▶ [EXERCISE MATERIALS]:
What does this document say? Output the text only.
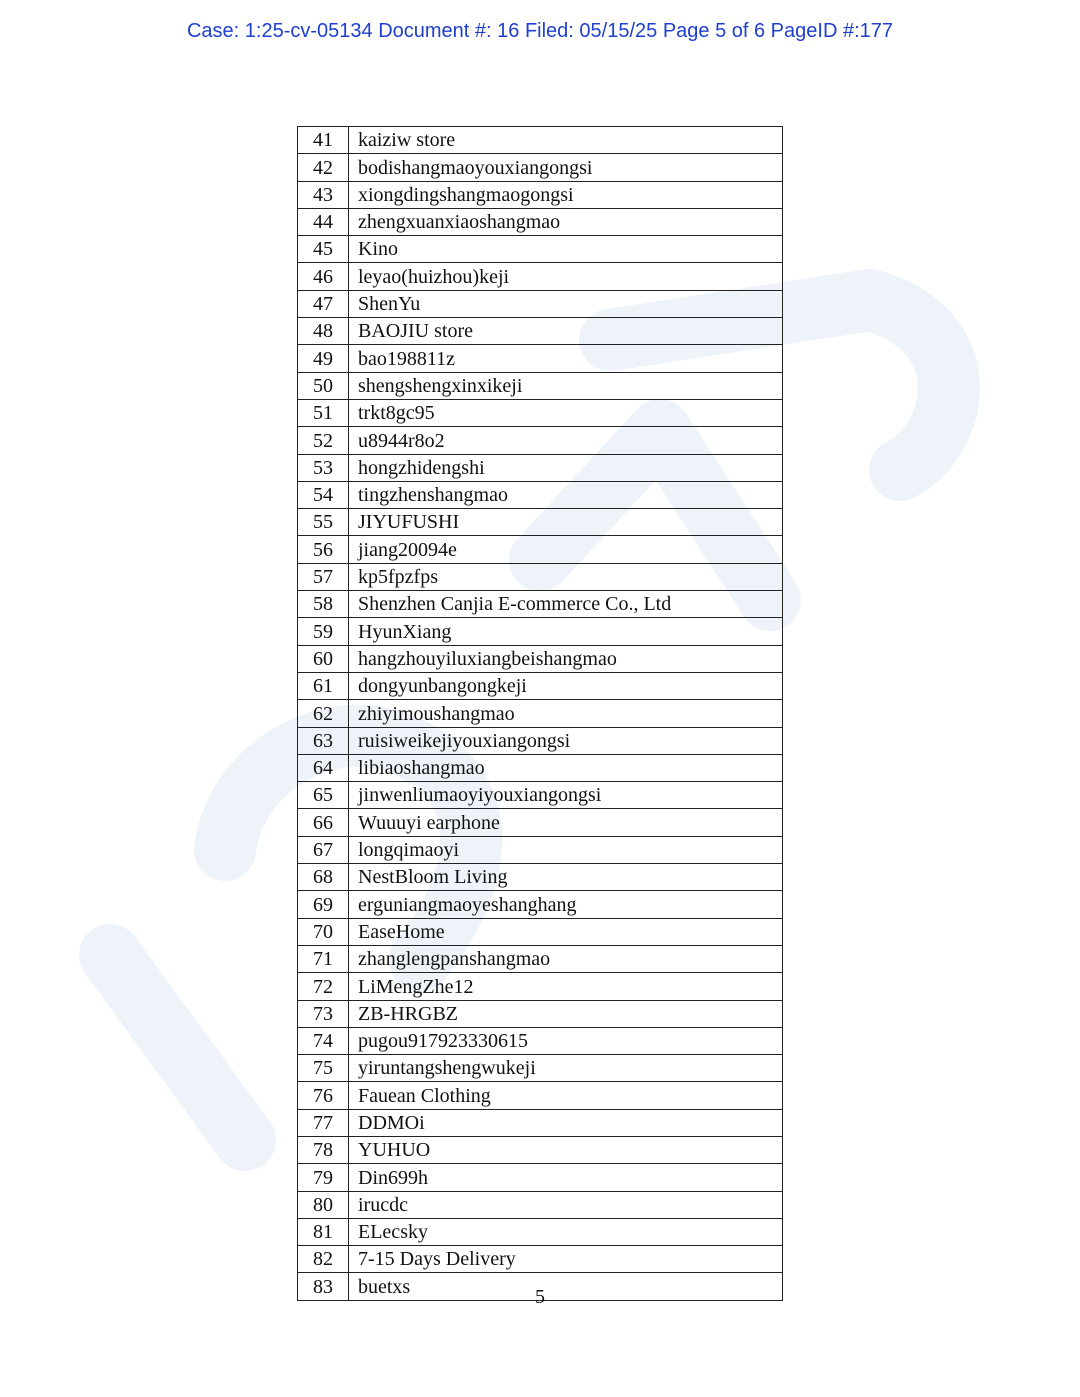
Case: 1:25-cv-05134 Document #: 16 Filed: 05/15/25 Page 5 of 6 PageID #:177
41	kaiziw store
42	bodishangmaoyouxiangongsi
43	xiongdingshangmaogongsi
44	zhengxuanxiaoshangmao
45	Kino
46	leyao(huizhou)keji
47	ShenYu
48	BAOJIU store
49	bao198811z
50	shengshengxinxikeji
51	trkt8gc95
52	u8944r8o2
53	hongzhidengshi
54	tingzhenshangmao
55	JIYUFUSHI
56	jiang20094e
57	kp5fpzfps
58	Shenzhen Canjia E-commerce Co., Ltd
59	HyunXiang
60	hangzhouyiluxiangbeishangmao
61	dongyunbangongkeji
62	zhiyimoushangmao
63	ruisiweikejiyouxiangongsi
64	libiaoshangmao
65	jinwenliumaoyiyouxiangongsi
66	Wuuuyi earphone
67	longqimaoyi
68	NestBloom Living
69	erguniangmaoyeshanghang
70	EaseHome
71	zhanglengpanshangmao
72	LiMengZhe12
73	ZB-HRGBZ
74	pugou917923330615
75	yiruntangshengwukeji
76	Fauean Clothing
77	DDMOi
78	YUHUO
79	Din699h
80	irucdc
81	ELecsky
82	7-15 Days Delivery
83	buetxs	5
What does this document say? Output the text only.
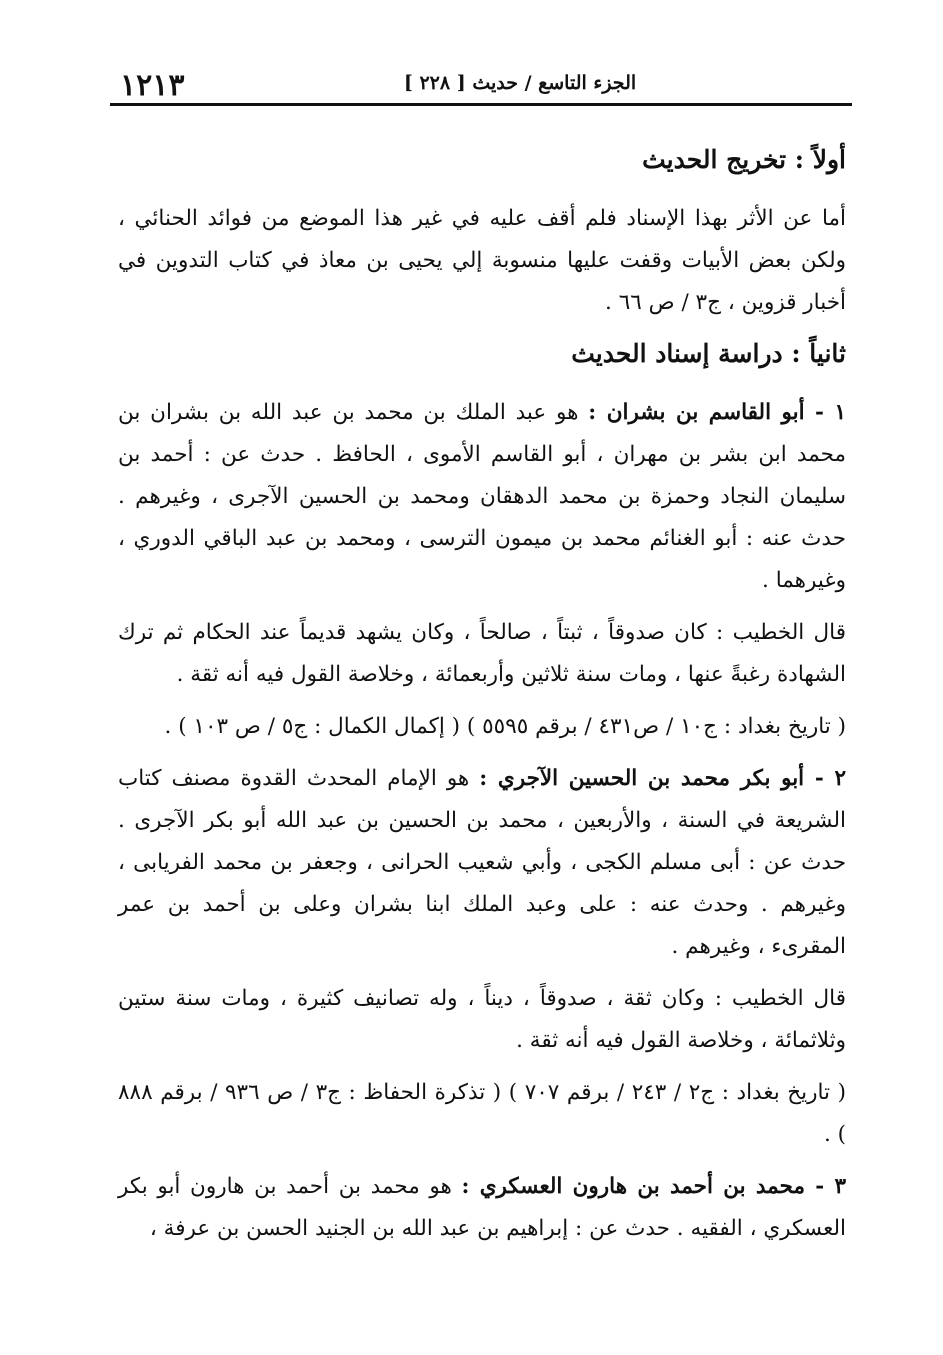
١٢١٣	الجزء التاسع / حديث [ ٢٢٨ ]
أولاً : تخريج الحديث

أما عن الأثر بهذا الإسناد فلم أقف عليه في غير هذا الموضع من فوائد الحنائي ، ولكن بعض الأبيات وقفت عليها منسوبة إلي يحيى بن معاذ في كتاب التدوين في أخبار قزوين ، ج٣ / ص ٦٦ .

ثانياً : دراسة إسناد الحديث

١ - أبو القاسم بن بشران : هو عبد الملك بن محمد بن عبد الله بن بشران بن محمد ابن بشر بن مهران ، أبو القاسم الأموى ، الحافظ . حدث عن : أحمد بن سليمان النجاد وحمزة بن محمد الدهقان ومحمد بن الحسين الآجرى ، وغيرهم . حدث عنه : أبو الغنائم محمد بن ميمون الترسى ، ومحمد بن عبد الباقي الدوري ، وغيرهما .

قال الخطيب : كان صدوقاً ، ثبتاً ، صالحاً ، وكان يشهد قديماً عند الحكام ثم ترك الشهادة رغبةً عنها ، ومات سنة ثلاثين وأربعمائة ، وخلاصة القول فيه أنه ثقة .

( تاريخ بغداد : ج١٠ / ص٤٣١ / برقم ٥٥٩٥ ) ( إكمال الكمال : ج٥ / ص ١٠٣ ) .

٢ - أبو بكر محمد بن الحسين الآجري : هو الإمام المحدث القدوة مصنف كتاب الشريعة في السنة ، والأربعين ، محمد بن الحسين بن عبد الله أبو بكر الآجرى . حدث عن : أبى مسلم الكجى ، وأبي شعيب الحرانى ، وجعفر بن محمد الفريابى ، وغيرهم . وحدث عنه : على وعبد الملك ابنا بشران وعلى بن أحمد بن عمر المقرىء ، وغيرهم .

قال الخطيب : وكان ثقة ، صدوقاً ، ديناً ، وله تصانيف كثيرة ، ومات سنة ستين وثلاثمائة ، وخلاصة القول فيه أنه ثقة .

( تاريخ بغداد : ج٢ / ٢٤٣ / برقم ٧٠٧ ) ( تذكرة الحفاظ : ج٣ / ص ٩٣٦ / برقم ٨٨٨ ) .

٣ - محمد بن أحمد بن هارون العسكري : هو محمد بن أحمد بن هارون أبو بكر العسكري ، الفقيه . حدث عن : إبراهيم بن عبد الله بن الجنيد الحسن بن عرفة ،
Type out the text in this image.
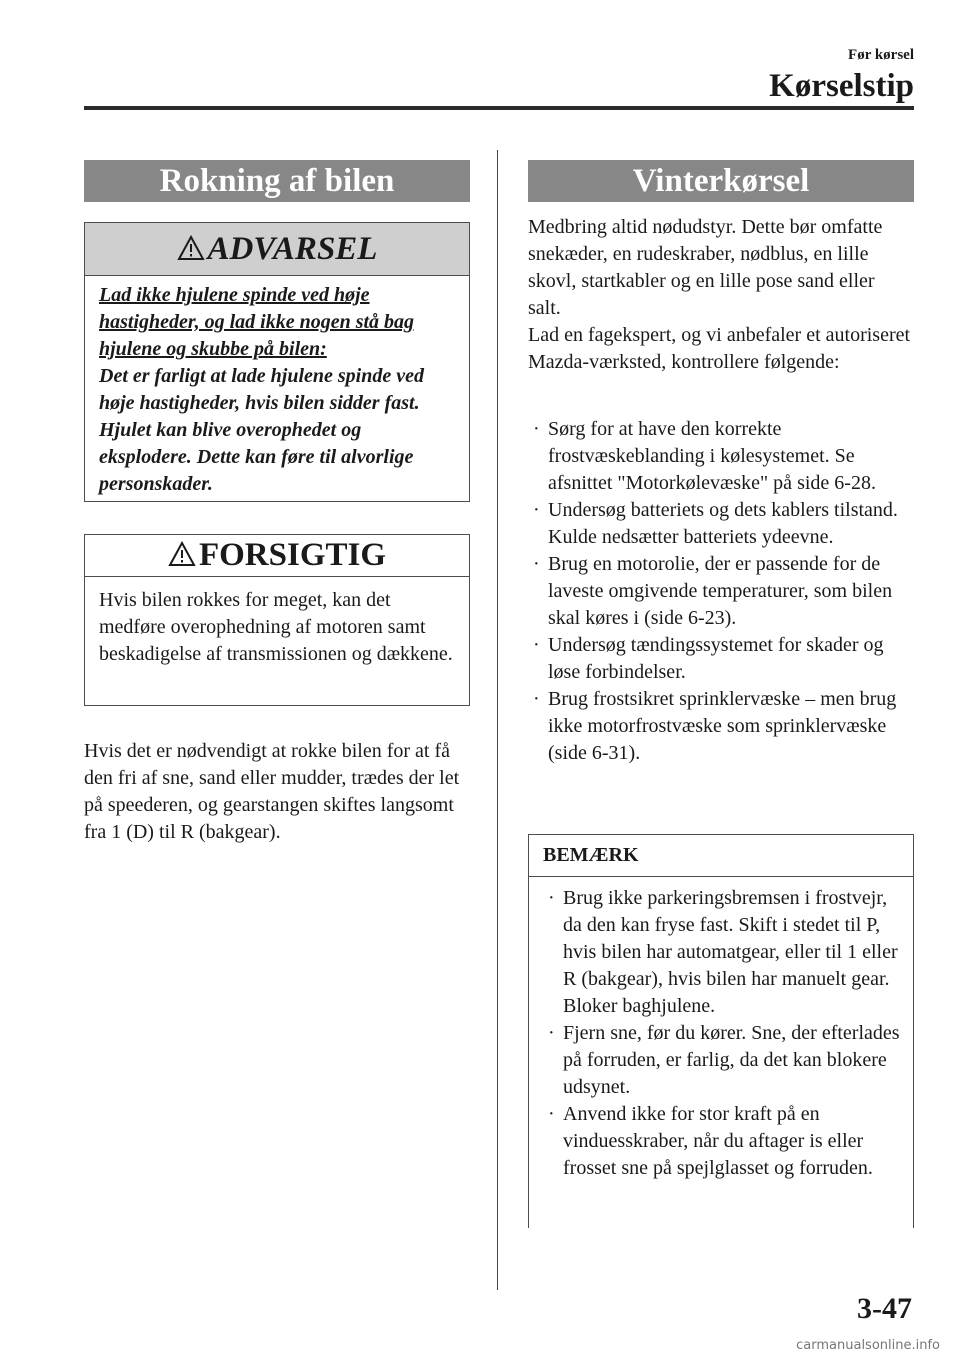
Før kørsel
Kørselstip
Rokning af bilen
ADVARSEL
Lad ikke hjulene spinde ved høje hastigheder, og lad ikke nogen stå bag hjulene og skubbe på bilen:
Det er farligt at lade hjulene spinde ved høje hastigheder, hvis bilen sidder fast. Hjulet kan blive overophedet og eksplodere. Dette kan føre til alvorlige personskader.
FORSIGTIG
Hvis bilen rokkes for meget, kan det medføre overophedning af motoren samt beskadigelse af transmissionen og dækkene.
Hvis det er nødvendigt at rokke bilen for at få den fri af sne, sand eller mudder, trædes der let på speederen, og gearstangen skiftes langsomt fra 1 (D) til R (bakgear).
Vinterkørsel
Medbring altid nødudstyr. Dette bør omfatte snekæder, en rudeskraber, nødblus, en lille skovl, startkabler og en lille pose sand eller salt.
Lad en fagekspert, og vi anbefaler et autoriseret Mazda-værksted, kontrollere følgende:
· Sørg for at have den korrekte frostvæskeblanding i kølesystemet. Se afsnittet "Motorkølevæske" på side 6-28.
· Undersøg batteriets og dets kablers tilstand. Kulde nedsætter batteriets ydeevne.
· Brug en motorolie, der er passende for de laveste omgivende temperaturer, som bilen skal køres i (side 6-23).
· Undersøg tændingssystemet for skader og løse forbindelser.
· Brug frostsikret sprinklervæske – men brug ikke motorfrostvæske som sprinklervæske (side 6-31).
BEMÆRK
· Brug ikke parkeringsbremsen i frostvejr, da den kan fryse fast. Skift i stedet til P, hvis bilen har automatgear, eller til 1 eller R (bakgear), hvis bilen har manuelt gear. Bloker baghjulene.
· Fjern sne, før du kører. Sne, der efterlades på forruden, er farlig, da det kan blokere udsynet.
· Anvend ikke for stor kraft på en vinduesskraber, når du aftager is eller frosset sne på spejlglasset og forruden.
3-47
carmanualsonline.info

▶ [DO THIS]:
Each record should be quoted exactly, with the images omitted.

▶ [TASK ANSWER]:
What does this document say? Output the text only.
Case: 1:25-cv-05134 Document #: 16 Filed: 05/15/25 Page 5 of 6 PageID #:177
41	kaiziw store
42	bodishangmaoyouxiangongsi
43	xiongdingshangmaogongsi
44	zhengxuanxiaoshangmao
45	Kino
46	leyao(huizhou)keji
47	ShenYu
48	BAOJIU store
49	bao198811z
50	shengshengxinxikeji
51	trkt8gc95
52	u8944r8o2
53	hongzhidengshi
54	tingzhenshangmao
55	JIYUFUSHI
56	jiang20094e
57	kp5fpzfps
58	Shenzhen Canjia E-commerce Co., Ltd
59	HyunXiang
60	hangzhouyiluxiangbeishangmao
61	dongyunbangongkeji
62	zhiyimoushangmao
63	ruisiweikejiyouxiangongsi
64	libiaoshangmao
65	jinwenliumaoyiyouxiangongsi
66	Wuuuyi earphone
67	longqimaoyi
68	NestBloom Living
69	erguniangmaoyeshanghang
70	EaseHome
71	zhanglengpanshangmao
72	LiMengZhe12
73	ZB-HRGBZ
74	pugou917923330615
75	yiruntangshengwukeji
76	Fauean Clothing
77	DDMOi
78	YUHUO
79	Din699h
80	irucdc
81	ELecsky
82	7-15 Days Delivery
83	buetxs	5
What does this document say? Output the text only.
١٢١٣	الجزء التاسع / حديث [ ٢٢٨ ]
أولاً : تخريج الحديث

أما عن الأثر بهذا الإسناد فلم أقف عليه في غير هذا الموضع من فوائد الحنائي ، ولكن بعض الأبيات وقفت عليها منسوبة إلي يحيى بن معاذ في كتاب التدوين في أخبار قزوين ، ج٣ / ص ٦٦ .

ثانياً : دراسة إسناد الحديث

١ - أبو القاسم بن بشران : هو عبد الملك بن محمد بن عبد الله بن بشران بن محمد ابن بشر بن مهران ، أبو القاسم الأموى ، الحافظ . حدث عن : أحمد بن سليمان النجاد وحمزة بن محمد الدهقان ومحمد بن الحسين الآجرى ، وغيرهم . حدث عنه : أبو الغنائم محمد بن ميمون الترسى ، ومحمد بن عبد الباقي الدوري ، وغيرهما .

قال الخطيب : كان صدوقاً ، ثبتاً ، صالحاً ، وكان يشهد قديماً عند الحكام ثم ترك الشهادة رغبةً عنها ، ومات سنة ثلاثين وأربعمائة ، وخلاصة القول فيه أنه ثقة .

( تاريخ بغداد : ج١٠ / ص٤٣١ / برقم ٥٥٩٥ ) ( إكمال الكمال : ج٥ / ص ١٠٣ ) .

٢ - أبو بكر محمد بن الحسين الآجري : هو الإمام المحدث القدوة مصنف كتاب الشريعة في السنة ، والأربعين ، محمد بن الحسين بن عبد الله أبو بكر الآجرى . حدث عن : أبى مسلم الكجى ، وأبي شعيب الحرانى ، وجعفر بن محمد الفريابى ، وغيرهم . وحدث عنه : على وعبد الملك ابنا بشران وعلى بن أحمد بن عمر المقرىء ، وغيرهم .

قال الخطيب : وكان ثقة ، صدوقاً ، ديناً ، وله تصانيف كثيرة ، ومات سنة ستين وثلاثمائة ، وخلاصة القول فيه أنه ثقة .

( تاريخ بغداد : ج٢ / ٢٤٣ / برقم ٧٠٧ ) ( تذكرة الحفاظ : ج٣ / ص ٩٣٦ / برقم ٨٨٨ ) .

٣ - محمد بن أحمد بن هارون العسكري : هو محمد بن أحمد بن هارون أبو بكر العسكري ، الفقيه . حدث عن : إبراهيم بن عبد الله بن الجنيد الحسن بن عرفة ،
Type out the text in this image.
Før kørsel
Kørselstip
Rokning af bilen
ADVARSEL
Lad ikke hjulene spinde ved høje hastigheder, og lad ikke nogen stå bag hjulene og skubbe på bilen:
Det er farligt at lade hjulene spinde ved høje hastigheder, hvis bilen sidder fast. Hjulet kan blive overophedet og eksplodere. Dette kan føre til alvorlige personskader.
FORSIGTIG
Hvis bilen rokkes for meget, kan det medføre overophedning af motoren samt beskadigelse af transmissionen og dækkene.
Hvis det er nødvendigt at rokke bilen for at få den fri af sne, sand eller mudder, trædes der let på speederen, og gearstangen skiftes langsomt fra 1 (D) til R (bakgear).
Vinterkørsel
Medbring altid nødudstyr. Dette bør omfatte snekæder, en rudeskraber, nødblus, en lille skovl, startkabler og en lille pose sand eller salt.
Lad en fagekspert, og vi anbefaler et autoriseret Mazda-værksted, kontrollere følgende:
· Sørg for at have den korrekte frostvæskeblanding i kølesystemet. Se afsnittet "Motorkølevæske" på side 6-28.
· Undersøg batteriets og dets kablers tilstand. Kulde nedsætter batteriets ydeevne.
· Brug en motorolie, der er passende for de laveste omgivende temperaturer, som bilen skal køres i (side 6-23).
· Undersøg tændingssystemet for skader og løse forbindelser.
· Brug frostsikret sprinklervæske – men brug ikke motorfrostvæske som sprinklervæske (side 6-31).
BEMÆRK
· Brug ikke parkeringsbremsen i frostvejr, da den kan fryse fast. Skift i stedet til P, hvis bilen har automatgear, eller til 1 eller R (bakgear), hvis bilen har manuelt gear. Bloker baghjulene.
· Fjern sne, før du kører. Sne, der efterlades på forruden, er farlig, da det kan blokere udsynet.
· Anvend ikke for stor kraft på en vinduesskraber, når du aftager is eller frosset sne på spejlglasset og forruden.
3-47
carmanualsonline.info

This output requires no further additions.